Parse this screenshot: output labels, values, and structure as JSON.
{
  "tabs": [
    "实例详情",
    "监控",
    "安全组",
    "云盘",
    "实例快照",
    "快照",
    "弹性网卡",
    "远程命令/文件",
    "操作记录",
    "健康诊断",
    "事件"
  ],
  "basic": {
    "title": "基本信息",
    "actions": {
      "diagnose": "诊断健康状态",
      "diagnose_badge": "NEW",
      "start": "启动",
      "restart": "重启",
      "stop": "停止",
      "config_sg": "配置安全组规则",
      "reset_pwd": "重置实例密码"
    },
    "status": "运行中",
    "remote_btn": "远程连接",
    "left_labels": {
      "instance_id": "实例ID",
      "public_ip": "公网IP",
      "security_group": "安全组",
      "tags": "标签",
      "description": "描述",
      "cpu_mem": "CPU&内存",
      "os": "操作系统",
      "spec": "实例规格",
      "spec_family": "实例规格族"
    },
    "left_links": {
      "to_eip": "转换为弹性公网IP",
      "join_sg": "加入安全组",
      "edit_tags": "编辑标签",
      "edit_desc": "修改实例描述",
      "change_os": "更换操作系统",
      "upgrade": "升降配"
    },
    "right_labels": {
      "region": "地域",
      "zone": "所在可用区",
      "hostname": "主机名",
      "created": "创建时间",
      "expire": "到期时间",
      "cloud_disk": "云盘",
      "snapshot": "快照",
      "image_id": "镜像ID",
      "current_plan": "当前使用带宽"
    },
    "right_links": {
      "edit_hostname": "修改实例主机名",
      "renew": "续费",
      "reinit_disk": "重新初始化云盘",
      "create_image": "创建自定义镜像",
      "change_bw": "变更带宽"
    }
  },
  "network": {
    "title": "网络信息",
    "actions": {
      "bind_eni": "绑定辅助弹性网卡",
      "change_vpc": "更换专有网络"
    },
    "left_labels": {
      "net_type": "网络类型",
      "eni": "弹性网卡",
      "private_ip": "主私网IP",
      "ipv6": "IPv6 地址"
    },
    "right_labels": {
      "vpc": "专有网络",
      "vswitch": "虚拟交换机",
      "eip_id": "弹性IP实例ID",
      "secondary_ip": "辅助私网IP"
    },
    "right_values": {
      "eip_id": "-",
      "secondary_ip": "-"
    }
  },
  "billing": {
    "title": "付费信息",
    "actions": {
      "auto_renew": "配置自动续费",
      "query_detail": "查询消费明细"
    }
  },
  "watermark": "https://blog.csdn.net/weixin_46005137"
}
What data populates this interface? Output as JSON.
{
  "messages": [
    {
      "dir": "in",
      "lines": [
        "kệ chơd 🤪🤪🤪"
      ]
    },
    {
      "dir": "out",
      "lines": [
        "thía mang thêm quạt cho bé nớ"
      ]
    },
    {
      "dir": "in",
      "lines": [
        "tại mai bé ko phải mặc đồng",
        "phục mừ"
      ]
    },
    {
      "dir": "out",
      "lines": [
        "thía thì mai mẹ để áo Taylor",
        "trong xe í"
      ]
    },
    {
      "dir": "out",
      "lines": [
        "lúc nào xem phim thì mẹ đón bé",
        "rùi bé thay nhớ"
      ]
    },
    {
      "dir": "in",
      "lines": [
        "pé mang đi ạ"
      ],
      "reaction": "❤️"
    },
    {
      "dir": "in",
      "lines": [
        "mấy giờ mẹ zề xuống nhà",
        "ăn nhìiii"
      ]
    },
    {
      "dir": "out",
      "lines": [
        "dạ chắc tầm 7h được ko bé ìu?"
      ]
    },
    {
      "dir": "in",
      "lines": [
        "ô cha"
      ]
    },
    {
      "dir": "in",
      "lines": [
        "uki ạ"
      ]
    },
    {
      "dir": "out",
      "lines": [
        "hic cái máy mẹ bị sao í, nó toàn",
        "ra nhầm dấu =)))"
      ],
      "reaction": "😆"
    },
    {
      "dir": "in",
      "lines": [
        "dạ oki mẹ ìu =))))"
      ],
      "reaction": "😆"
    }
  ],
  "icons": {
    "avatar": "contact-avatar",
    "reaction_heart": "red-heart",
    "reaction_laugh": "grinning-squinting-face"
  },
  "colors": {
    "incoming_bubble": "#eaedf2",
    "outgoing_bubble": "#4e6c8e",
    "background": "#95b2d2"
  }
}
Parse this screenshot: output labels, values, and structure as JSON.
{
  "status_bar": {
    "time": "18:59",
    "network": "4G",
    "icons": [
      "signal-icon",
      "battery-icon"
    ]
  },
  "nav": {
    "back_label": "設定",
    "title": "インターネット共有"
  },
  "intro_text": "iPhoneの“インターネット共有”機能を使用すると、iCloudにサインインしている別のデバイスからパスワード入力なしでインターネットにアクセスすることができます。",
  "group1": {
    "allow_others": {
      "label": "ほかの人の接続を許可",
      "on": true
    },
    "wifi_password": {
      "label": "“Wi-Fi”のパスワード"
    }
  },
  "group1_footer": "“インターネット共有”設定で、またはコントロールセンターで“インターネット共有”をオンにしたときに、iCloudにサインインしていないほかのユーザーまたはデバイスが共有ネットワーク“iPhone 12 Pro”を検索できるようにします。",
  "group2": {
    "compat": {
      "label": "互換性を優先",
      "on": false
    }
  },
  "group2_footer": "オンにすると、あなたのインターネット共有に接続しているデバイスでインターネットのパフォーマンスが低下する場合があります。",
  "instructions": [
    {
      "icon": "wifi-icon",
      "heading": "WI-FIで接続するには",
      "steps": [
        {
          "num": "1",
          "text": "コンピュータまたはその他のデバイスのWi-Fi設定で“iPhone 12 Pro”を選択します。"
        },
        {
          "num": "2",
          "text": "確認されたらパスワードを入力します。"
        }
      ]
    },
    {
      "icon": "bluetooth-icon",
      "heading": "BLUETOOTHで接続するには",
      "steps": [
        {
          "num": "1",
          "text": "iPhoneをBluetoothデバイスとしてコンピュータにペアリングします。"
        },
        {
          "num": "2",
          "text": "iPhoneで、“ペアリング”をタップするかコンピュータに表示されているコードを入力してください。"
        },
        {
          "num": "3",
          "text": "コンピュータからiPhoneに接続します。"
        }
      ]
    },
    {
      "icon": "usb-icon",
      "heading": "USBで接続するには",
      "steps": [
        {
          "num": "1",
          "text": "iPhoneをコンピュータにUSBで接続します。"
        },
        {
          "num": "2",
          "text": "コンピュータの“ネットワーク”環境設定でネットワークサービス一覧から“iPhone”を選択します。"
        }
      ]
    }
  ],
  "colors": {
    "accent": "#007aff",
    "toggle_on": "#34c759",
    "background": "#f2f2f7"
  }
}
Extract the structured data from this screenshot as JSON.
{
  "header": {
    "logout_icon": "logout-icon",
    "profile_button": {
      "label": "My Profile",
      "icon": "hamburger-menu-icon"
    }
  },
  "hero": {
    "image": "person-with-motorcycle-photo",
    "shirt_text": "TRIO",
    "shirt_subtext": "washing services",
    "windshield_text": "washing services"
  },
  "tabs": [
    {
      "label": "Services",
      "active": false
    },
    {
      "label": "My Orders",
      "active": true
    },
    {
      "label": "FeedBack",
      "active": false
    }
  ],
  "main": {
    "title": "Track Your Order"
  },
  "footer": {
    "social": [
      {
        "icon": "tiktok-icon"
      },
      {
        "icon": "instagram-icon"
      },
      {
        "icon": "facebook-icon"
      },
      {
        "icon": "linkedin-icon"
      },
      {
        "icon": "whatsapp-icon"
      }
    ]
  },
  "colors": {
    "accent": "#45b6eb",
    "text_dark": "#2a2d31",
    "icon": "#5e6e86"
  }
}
== == ==
Stated goal :: Return each line of the data exactly as written above.

Response for this exercise ::
Parse this screenshot: output labels, values, and structure as JSON.
{
  "tabs": [
    "实例详情",
    "监控",
    "安全组",
    "云盘",
    "实例快照",
    "快照",
    "弹性网卡",
    "远程命令/文件",
    "操作记录",
    "健康诊断",
    "事件"
  ],
  "basic": {
    "title": "基本信息",
    "actions": {
      "diagnose": "诊断健康状态",
      "diagnose_badge": "NEW",
      "start": "启动",
      "restart": "重启",
      "stop": "停止",
      "config_sg": "配置安全组规则",
      "reset_pwd": "重置实例密码"
    },
    "status": "运行中",
    "remote_btn": "远程连接",
    "left_labels": {
      "instance_id": "实例ID",
      "public_ip": "公网IP",
      "security_group": "安全组",
      "tags": "标签",
      "description": "描述",
      "cpu_mem": "CPU&内存",
      "os": "操作系统",
      "spec": "实例规格",
      "spec_family": "实例规格族"
    },
    "left_links": {
      "to_eip": "转换为弹性公网IP",
      "join_sg": "加入安全组",
      "edit_tags": "编辑标签",
      "edit_desc": "修改实例描述",
      "change_os": "更换操作系统",
      "upgrade": "升降配"
    },
    "right_labels": {
      "region": "地域",
      "zone": "所在可用区",
      "hostname": "主机名",
      "created": "创建时间",
      "expire": "到期时间",
      "cloud_disk": "云盘",
      "snapshot": "快照",
      "image_id": "镜像ID",
      "current_plan": "当前使用带宽"
    },
    "right_links": {
      "edit_hostname": "修改实例主机名",
      "renew": "续费",
      "reinit_disk": "重新初始化云盘",
      "create_image": "创建自定义镜像",
      "change_bw": "变更带宽"
    }
  },
  "network": {
    "title": "网络信息",
    "actions": {
      "bind_eni": "绑定辅助弹性网卡",
      "change_vpc": "更换专有网络"
    },
    "left_labels": {
      "net_type": "网络类型",
      "eni": "弹性网卡",
      "private_ip": "主私网IP",
      "ipv6": "IPv6 地址"
    },
    "right_labels": {
      "vpc": "专有网络",
      "vswitch": "虚拟交换机",
      "eip_id": "弹性IP实例ID",
      "secondary_ip": "辅助私网IP"
    },
    "right_values": {
      "eip_id": "-",
      "secondary_ip": "-"
    }
  },
  "billing": {
    "title": "付费信息",
    "actions": {
      "auto_renew": "配置自动续费",
      "query_detail": "查询消费明细"
    }
  },
  "watermark": "https://blog.csdn.net/weixin_46005137"
}
What data populates this interface? Output as JSON.
{
  "messages": [
    {
      "dir": "in",
      "lines": [
        "kệ chơd 🤪🤪🤪"
      ]
    },
    {
      "dir": "out",
      "lines": [
        "thía mang thêm quạt cho bé nớ"
      ]
    },
    {
      "dir": "in",
      "lines": [
        "tại mai bé ko phải mặc đồng",
        "phục mừ"
      ]
    },
    {
      "dir": "out",
      "lines": [
        "thía thì mai mẹ để áo Taylor",
        "trong xe í"
      ]
    },
    {
      "dir": "out",
      "lines": [
        "lúc nào xem phim thì mẹ đón bé",
        "rùi bé thay nhớ"
      ]
    },
    {
      "dir": "in",
      "lines": [
        "pé mang đi ạ"
      ],
      "reaction": "❤️"
    },
    {
      "dir": "in",
      "lines": [
        "mấy giờ mẹ zề xuống nhà",
        "ăn nhìiii"
      ]
    },
    {
      "dir": "out",
      "lines": [
        "dạ chắc tầm 7h được ko bé ìu?"
      ]
    },
    {
      "dir": "in",
      "lines": [
        "ô cha"
      ]
    },
    {
      "dir": "in",
      "lines": [
        "uki ạ"
      ]
    },
    {
      "dir": "out",
      "lines": [
        "hic cái máy mẹ bị sao í, nó toàn",
        "ra nhầm dấu =)))"
      ],
      "reaction": "😆"
    },
    {
      "dir": "in",
      "lines": [
        "dạ oki mẹ ìu =))))"
      ],
      "reaction": "😆"
    }
  ],
  "icons": {
    "avatar": "contact-avatar",
    "reaction_heart": "red-heart",
    "reaction_laugh": "grinning-squinting-face"
  },
  "colors": {
    "incoming_bubble": "#eaedf2",
    "outgoing_bubble": "#4e6c8e",
    "background": "#95b2d2"
  }
}
Parse this screenshot: output labels, values, and structure as JSON.
{
  "status_bar": {
    "time": "18:59",
    "network": "4G",
    "icons": [
      "signal-icon",
      "battery-icon"
    ]
  },
  "nav": {
    "back_label": "設定",
    "title": "インターネット共有"
  },
  "intro_text": "iPhoneの“インターネット共有”機能を使用すると、iCloudにサインインしている別のデバイスからパスワード入力なしでインターネットにアクセスすることができます。",
  "group1": {
    "allow_others": {
      "label": "ほかの人の接続を許可",
      "on": true
    },
    "wifi_password": {
      "label": "“Wi-Fi”のパスワード"
    }
  },
  "group1_footer": "“インターネット共有”設定で、またはコントロールセンターで“インターネット共有”をオンにしたときに、iCloudにサインインしていないほかのユーザーまたはデバイスが共有ネットワーク“iPhone 12 Pro”を検索できるようにします。",
  "group2": {
    "compat": {
      "label": "互換性を優先",
      "on": false
    }
  },
  "group2_footer": "オンにすると、あなたのインターネット共有に接続しているデバイスでインターネットのパフォーマンスが低下する場合があります。",
  "instructions": [
    {
      "icon": "wifi-icon",
      "heading": "WI-FIで接続するには",
      "steps": [
        {
          "num": "1",
          "text": "コンピュータまたはその他のデバイスのWi-Fi設定で“iPhone 12 Pro”を選択します。"
        },
        {
          "num": "2",
          "text": "確認されたらパスワードを入力します。"
        }
      ]
    },
    {
      "icon": "bluetooth-icon",
      "heading": "BLUETOOTHで接続するには",
      "steps": [
        {
          "num": "1",
          "text": "iPhoneをBluetoothデバイスとしてコンピュータにペアリングします。"
        },
        {
          "num": "2",
          "text": "iPhoneで、“ペアリング”をタップするかコンピュータに表示されているコードを入力してください。"
        },
        {
          "num": "3",
          "text": "コンピュータからiPhoneに接続します。"
        }
      ]
    },
    {
      "icon": "usb-icon",
      "heading": "USBで接続するには",
      "steps": [
        {
          "num": "1",
          "text": "iPhoneをコンピュータにUSBで接続します。"
        },
        {
          "num": "2",
          "text": "コンピュータの“ネットワーク”環境設定でネットワークサービス一覧から“iPhone”を選択します。"
        }
      ]
    }
  ],
  "colors": {
    "accent": "#007aff",
    "toggle_on": "#34c759",
    "background": "#f2f2f7"
  }
}
Extract the structured data from this screenshot as JSON.
{
  "header": {
    "logout_icon": "logout-icon",
    "profile_button": {
      "label": "My Profile",
      "icon": "hamburger-menu-icon"
    }
  },
  "hero": {
    "image": "person-with-motorcycle-photo",
    "shirt_text": "TRIO",
    "shirt_subtext": "washing services",
    "windshield_text": "washing services"
  },
  "tabs": [
    {
      "label": "Services",
      "active": false
    },
    {
      "label": "My Orders",
      "active": true
    },
    {
      "label": "FeedBack",
      "active": false
    }
  ],
  "main": {
    "title": "Track Your Order"
  },
  "footer": {
    "social": [
      {
        "icon": "tiktok-icon"
      },
      {
        "icon": "instagram-icon"
      },
      {
        "icon": "facebook-icon"
      },
      {
        "icon": "linkedin-icon"
      },
      {
        "icon": "whatsapp-icon"
      }
    ]
  },
  "colors": {
    "accent": "#45b6eb",
    "text_dark": "#2a2d31",
    "icon": "#5e6e86"
  }
}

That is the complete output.